▶ **OBJECTIVE**: Without the images, write out all of the following entries exactly.

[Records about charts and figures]
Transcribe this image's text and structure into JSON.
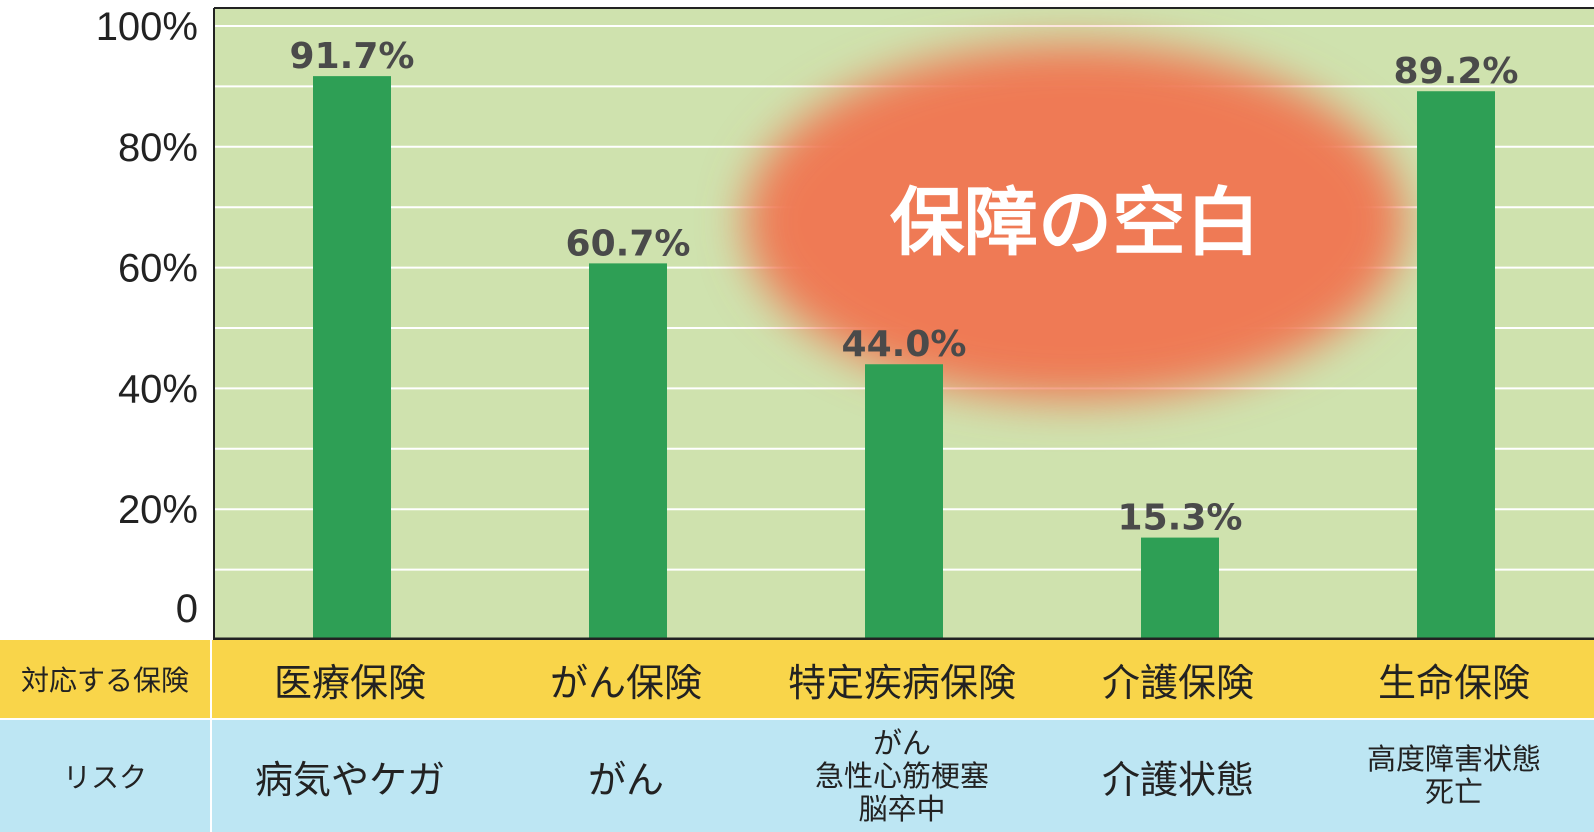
{
  "chart_data": {
    "type": "bar",
    "categories": [
      "医療保険",
      "がん保険",
      "特定疾病保険",
      "介護保険",
      "生命保険"
    ],
    "values": [
      91.7,
      60.7,
      44.0,
      15.3,
      89.2
    ],
    "value_labels": [
      "91.7%",
      "60.7%",
      "44.0%",
      "15.3%",
      "89.2%"
    ],
    "ylim": [
      0,
      100
    ],
    "y_ticks": [
      {
        "value": 0,
        "label": "0"
      },
      {
        "value": 20,
        "label": "20%"
      },
      {
        "value": 40,
        "label": "40%"
      },
      {
        "value": 60,
        "label": "60%"
      },
      {
        "value": 80,
        "label": "80%"
      },
      {
        "value": 100,
        "label": "100%"
      }
    ],
    "grid": true,
    "annotation": "保障の空白",
    "colors": {
      "bar": "#2e9f55",
      "plot_background": "#cfe2ae",
      "gridline": "#ffffff",
      "annotation_fill": "#ef7a54"
    }
  },
  "table": {
    "insurance_header": "対応する保険",
    "risk_header": "リスク",
    "insurance": [
      "医療保険",
      "がん保険",
      "特定疾病保険",
      "介護保険",
      "生命保険"
    ],
    "risks": [
      "病気やケガ",
      "がん",
      "がん\n急性心筋梗塞\n脳卒中",
      "介護状態",
      "高度障害状態\n死亡"
    ]
  }
}
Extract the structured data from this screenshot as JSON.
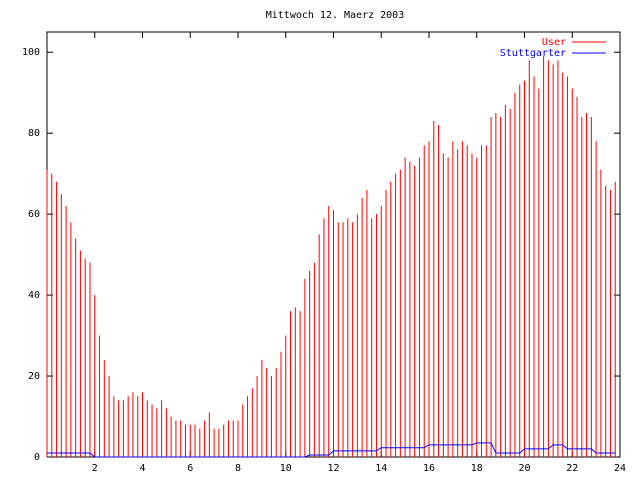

▶ **TASK ANSWER**:
Transcribe this image's text and structure into JSON.
{
  "chart_data": {
    "type": "bar",
    "categories": [
      "医療保険",
      "がん保険",
      "特定疾病保険",
      "介護保険",
      "生命保険"
    ],
    "values": [
      91.7,
      60.7,
      44.0,
      15.3,
      89.2
    ],
    "value_labels": [
      "91.7%",
      "60.7%",
      "44.0%",
      "15.3%",
      "89.2%"
    ],
    "ylim": [
      0,
      100
    ],
    "y_ticks": [
      {
        "value": 0,
        "label": "0"
      },
      {
        "value": 20,
        "label": "20%"
      },
      {
        "value": 40,
        "label": "40%"
      },
      {
        "value": 60,
        "label": "60%"
      },
      {
        "value": 80,
        "label": "80%"
      },
      {
        "value": 100,
        "label": "100%"
      }
    ],
    "grid": true,
    "annotation": "保障の空白",
    "colors": {
      "bar": "#2e9f55",
      "plot_background": "#cfe2ae",
      "gridline": "#ffffff",
      "annotation_fill": "#ef7a54"
    }
  },
  "table": {
    "insurance_header": "対応する保険",
    "risk_header": "リスク",
    "insurance": [
      "医療保険",
      "がん保険",
      "特定疾病保険",
      "介護保険",
      "生命保険"
    ],
    "risks": [
      "病気やケガ",
      "がん",
      "がん\n急性心筋梗塞\n脳卒中",
      "介護状態",
      "高度障害状態\n死亡"
    ]
  }
}
Extract the structured data from this screenshot as JSON.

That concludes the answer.